Problem to solve: Count the lines below that contain the word "którzy", and report only that number.

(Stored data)

□ □ □ □ □

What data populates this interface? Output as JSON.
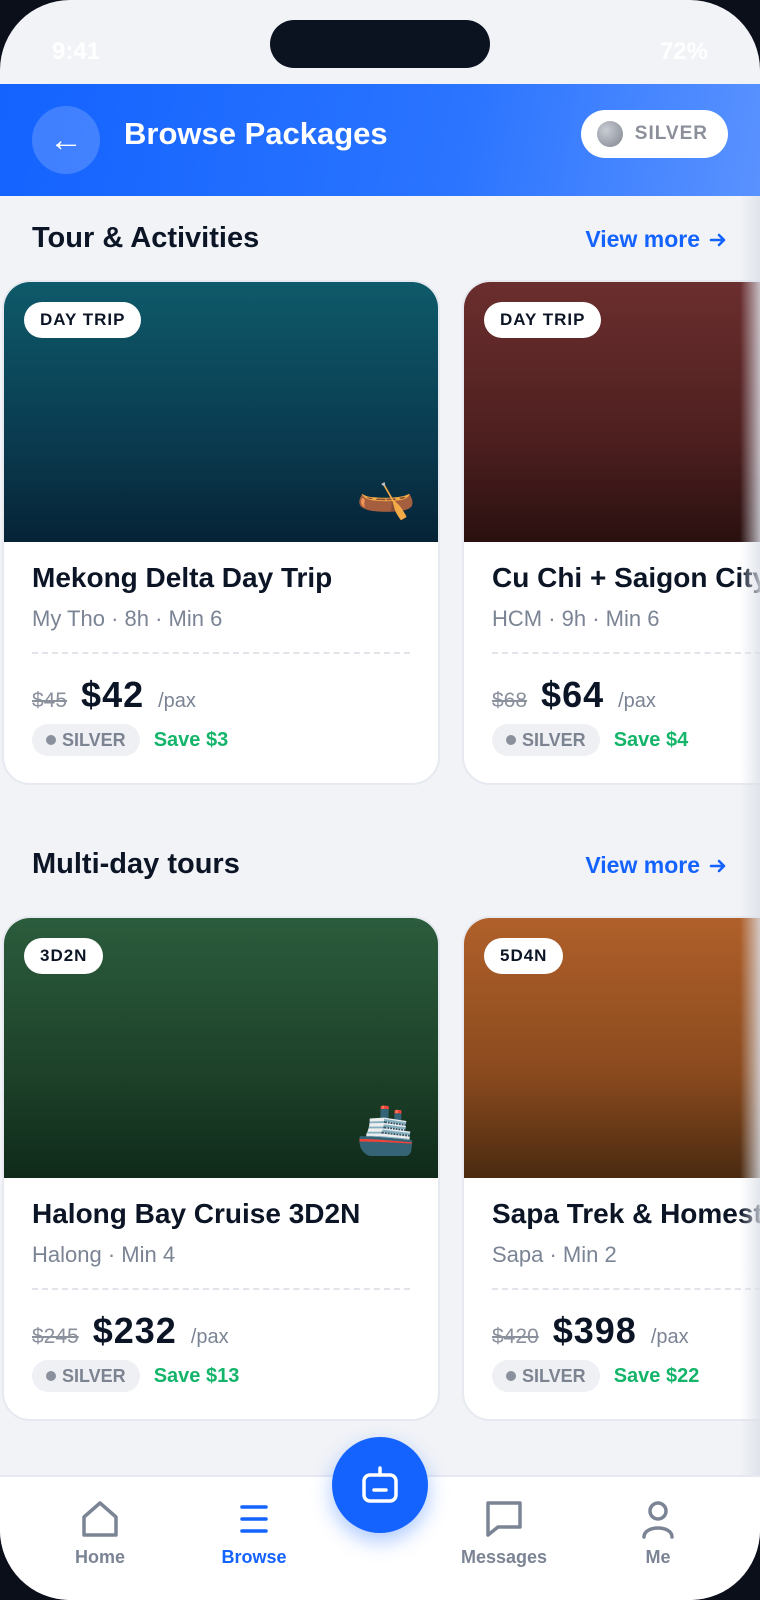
{
  "status": {
    "time": "9:41",
    "battery": "72%"
  },
  "header": {
    "back_icon": "←",
    "title": "Browse Packages",
    "tier": "SILVER"
  },
  "sections": [
    {
      "title": "Tour & Activities",
      "view_more": "View more",
      "cards": [
        {
          "badge": "DAY TRIP",
          "title": "Mekong Delta Day Trip",
          "subtitle": "My Tho · 8h · Min 6",
          "old_price": "$45",
          "price": "$42",
          "unit": "/pax",
          "tier": "SILVER",
          "save": "Save $3",
          "emoji": "🛶",
          "color_top": "#0e5a6a",
          "color_bottom": "#062336"
        },
        {
          "badge": "DAY TRIP",
          "title": "Cu Chi + Saigon City",
          "subtitle": "HCM · 9h · Min 6",
          "old_price": "$68",
          "price": "$64",
          "unit": "/pax",
          "tier": "SILVER",
          "save": "Save $4",
          "emoji": "",
          "color_top": "#6b2e2e",
          "color_bottom": "#2a1010"
        }
      ]
    },
    {
      "title": "Multi-day tours",
      "view_more": "View more",
      "cards": [
        {
          "badge": "3D2N",
          "title": "Halong Bay Cruise 3D2N",
          "subtitle": "Halong · Min 4",
          "old_price": "$245",
          "price": "$232",
          "unit": "/pax",
          "tier": "SILVER",
          "save": "Save $13",
          "emoji": "🚢",
          "color_top": "#2b5c3c",
          "color_bottom": "#0f2a1a"
        },
        {
          "badge": "5D4N",
          "title": "Sapa Trek & Homestay",
          "subtitle": "Sapa · Min 2",
          "old_price": "$420",
          "price": "$398",
          "unit": "/pax",
          "tier": "SILVER",
          "save": "Save $22",
          "emoji": "",
          "color_top": "#b0602a",
          "color_bottom": "#4a2a10"
        }
      ]
    }
  ],
  "tabs": [
    {
      "label": "Home",
      "icon": "home-icon"
    },
    {
      "label": "Browse",
      "icon": "menu-icon"
    },
    {
      "label": "Messages",
      "icon": "message-icon"
    },
    {
      "label": "Me",
      "icon": "user-icon"
    }
  ],
  "fab_icon": "bot-icon",
  "colors": {
    "accent": "#1463ff",
    "save": "#14b56a",
    "text": "#0c1526"
  }
}
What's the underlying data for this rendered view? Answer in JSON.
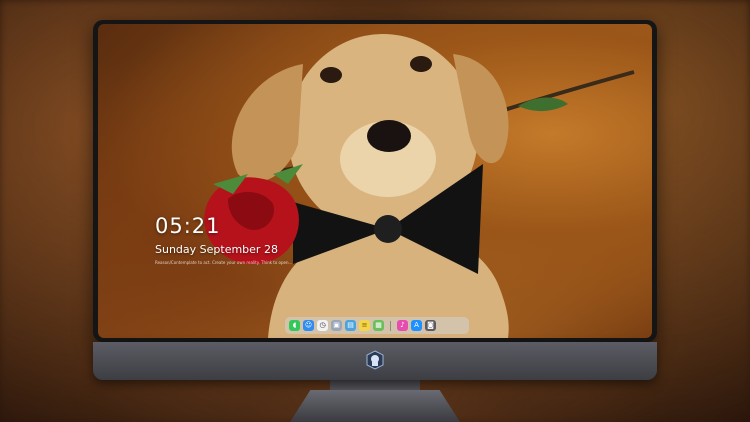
{
  "lockscreen": {
    "time": "05:21",
    "date": "Sunday September  28",
    "quote": "Reason/Contemplate to act. Create your own reality. Think to open..."
  },
  "dock": {
    "items": [
      {
        "name": "messages",
        "icon": "speech-bubble-icon",
        "color": "#34c759"
      },
      {
        "name": "finder",
        "icon": "face-icon",
        "color": "#2f8cf0"
      },
      {
        "name": "clock",
        "icon": "clock-icon",
        "color": "#f2f2f2"
      },
      {
        "name": "preview",
        "icon": "photo-icon",
        "color": "#9aa7b8"
      },
      {
        "name": "videos",
        "icon": "clapper-icon",
        "color": "#4aa3df"
      },
      {
        "name": "notes",
        "icon": "note-icon",
        "color": "#f5d547"
      },
      {
        "name": "photos",
        "icon": "image-icon",
        "color": "#6cbf5a"
      },
      {
        "name": "music",
        "icon": "music-icon",
        "color": "#e74cb0"
      },
      {
        "name": "app-store",
        "icon": "appstore-icon",
        "color": "#1e90ff"
      },
      {
        "name": "camera",
        "icon": "camera-icon",
        "color": "#5a5a60"
      }
    ]
  },
  "colors": {
    "monitor_bezel": "#151515",
    "monitor_chin": "#4a4a52",
    "wallpaper_accent": "#b06a24"
  }
}
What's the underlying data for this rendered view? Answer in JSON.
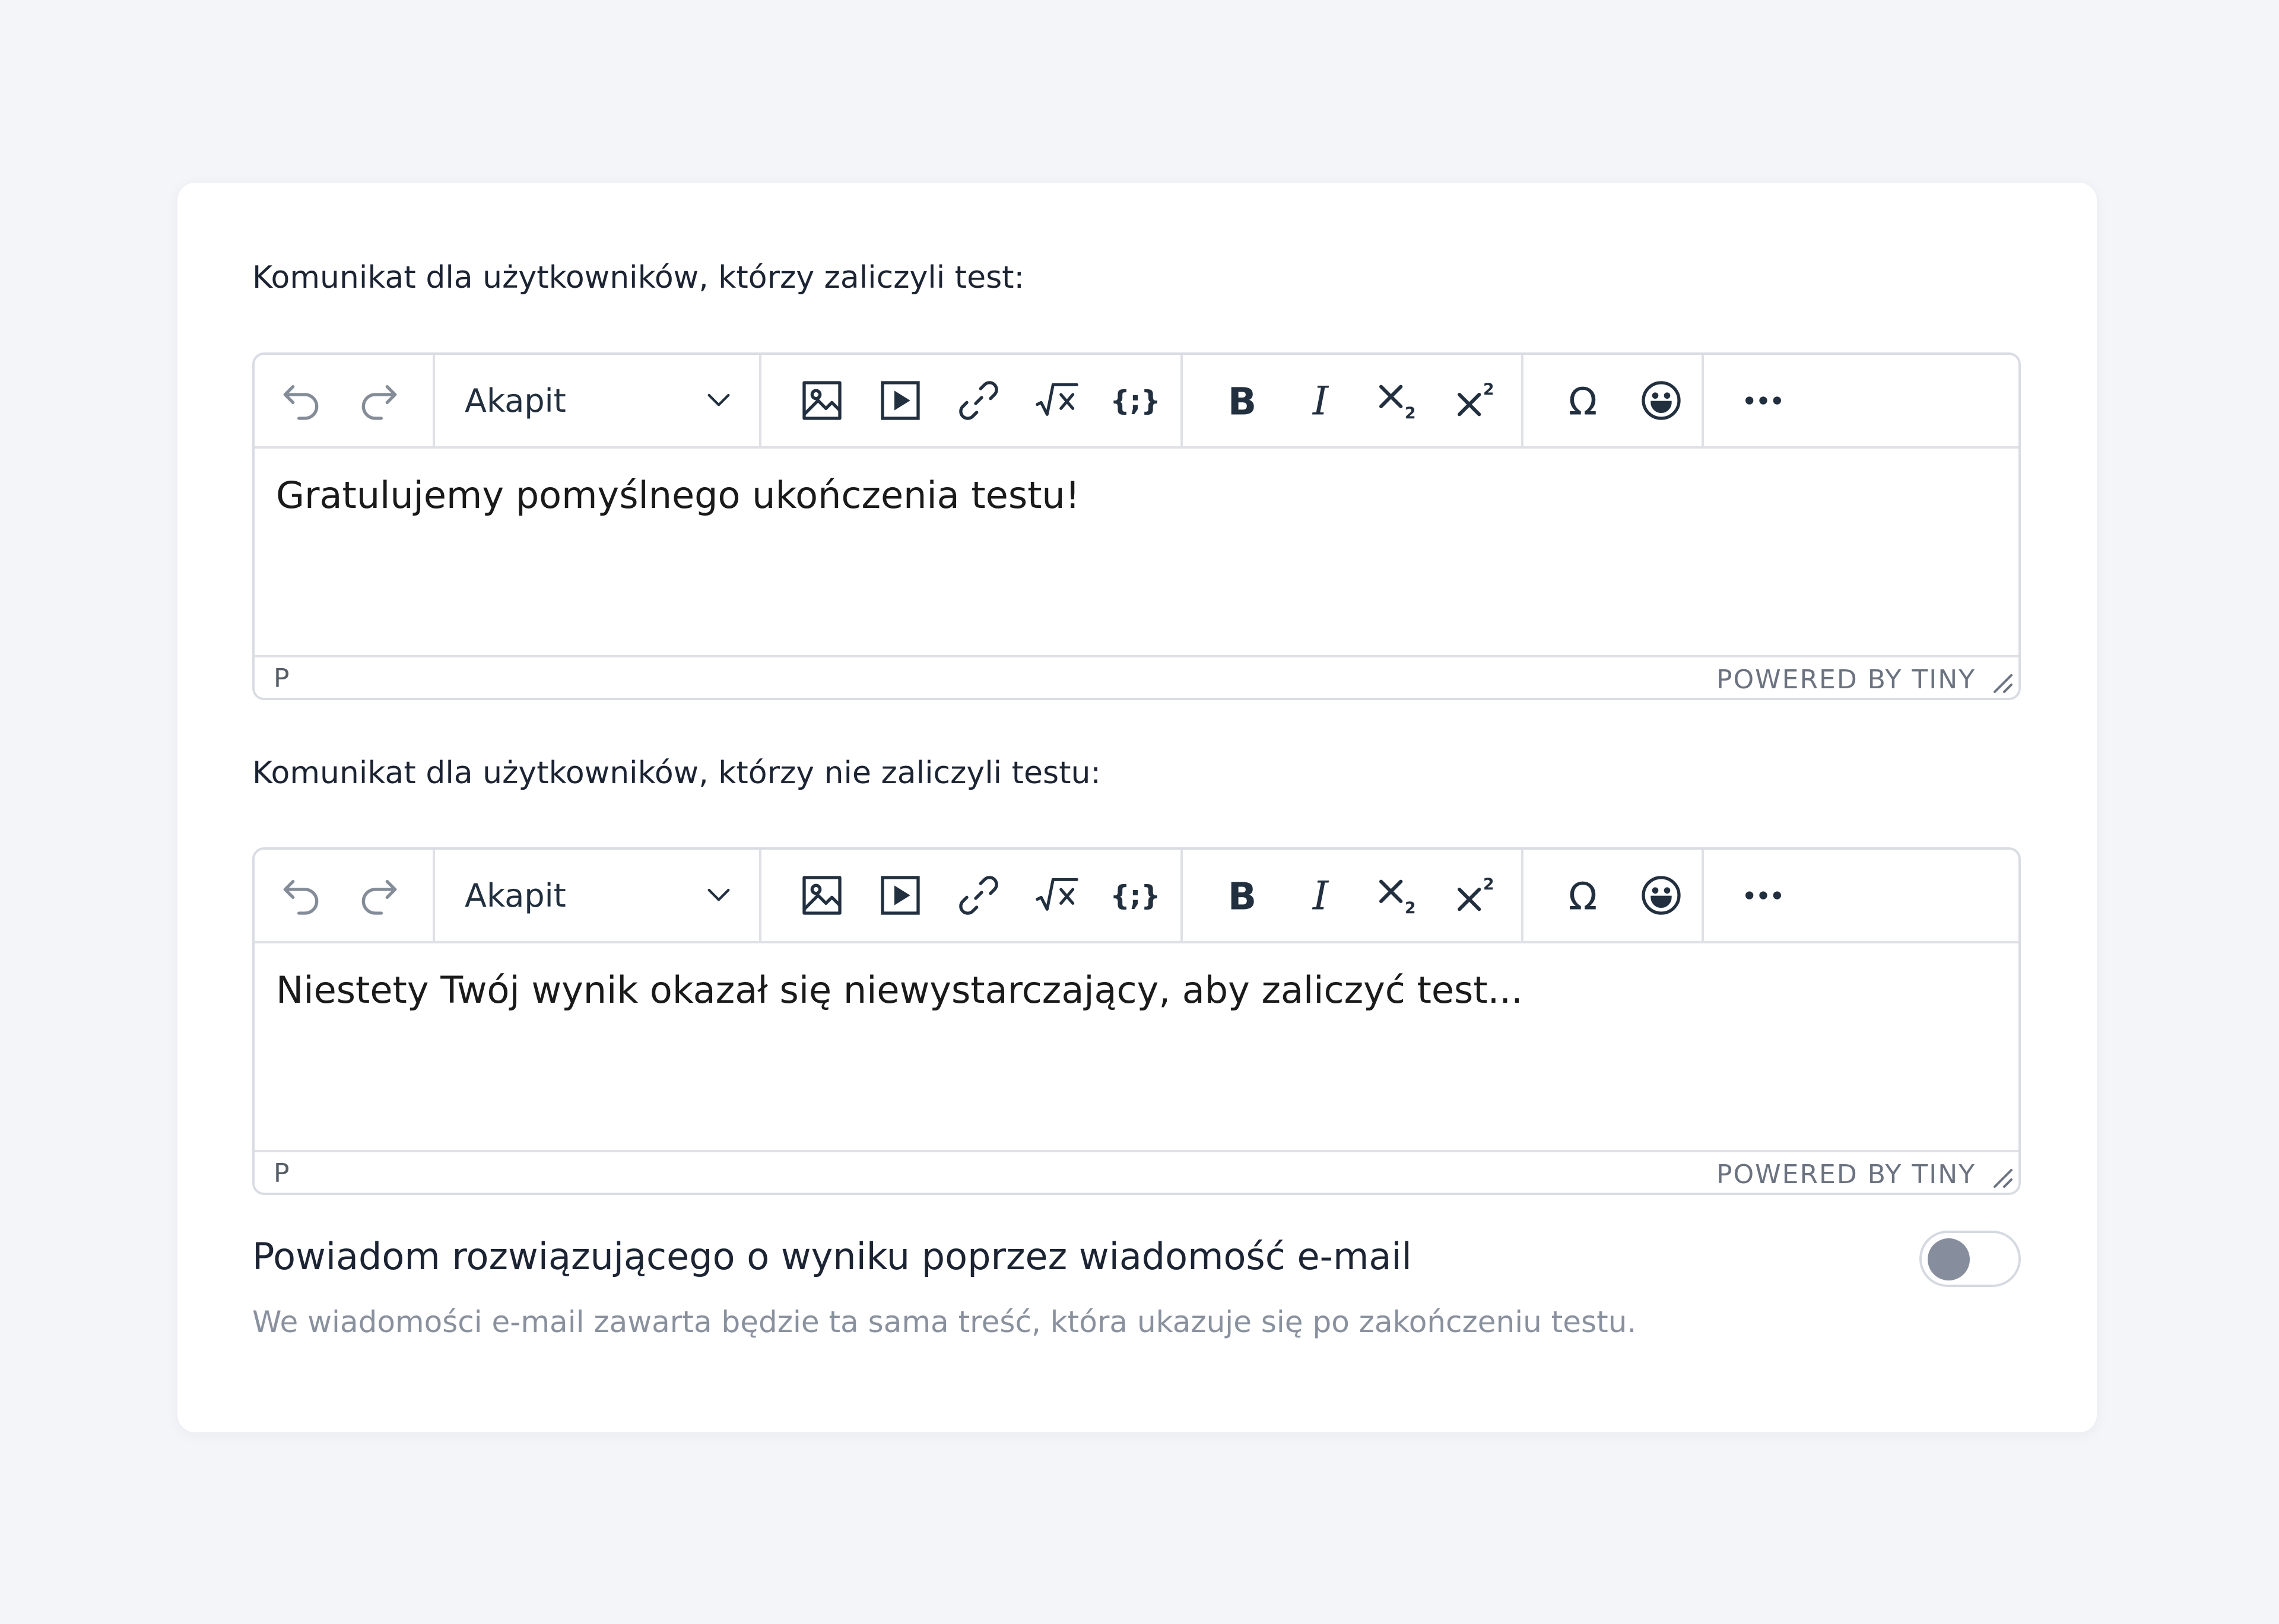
{
  "passed": {
    "label": "Komunikat dla użytkowników, którzy zaliczyli test:",
    "block_format": "Akapit",
    "content": "Gratulujemy pomyślnego ukończenia testu!",
    "path": "P",
    "powered_by": "POWERED BY TINY"
  },
  "failed": {
    "label": "Komunikat dla użytkowników, którzy nie zaliczyli testu:",
    "block_format": "Akapit",
    "content": "Niestety Twój wynik okazał się niewystarczający, aby zaliczyć test...",
    "path": "P",
    "powered_by": "POWERED BY TINY"
  },
  "toolbar_icons": [
    "undo-icon",
    "redo-icon",
    "chevron-down-icon",
    "image-icon",
    "media-icon",
    "link-icon",
    "math-equation-icon",
    "code-braces-icon",
    "bold-icon",
    "italic-icon",
    "subscript-icon",
    "superscript-icon",
    "omega-icon",
    "emoji-icon",
    "more-icon"
  ],
  "email_notify": {
    "label": "Powiadom rozwiązującego o wyniku poprzez wiadomość e-mail",
    "description": "We wiadomości e-mail zawarta będzie ta sama treść, która ukazuje się po zakończeniu testu.",
    "enabled": false
  },
  "colors": {
    "background": "#f4f5f9",
    "card": "#ffffff",
    "toggle_knob": "#868e9d",
    "icon": "#222f3e",
    "muted_text": "#8a919e"
  }
}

□ □ □ □ □

Solution for this problem: 2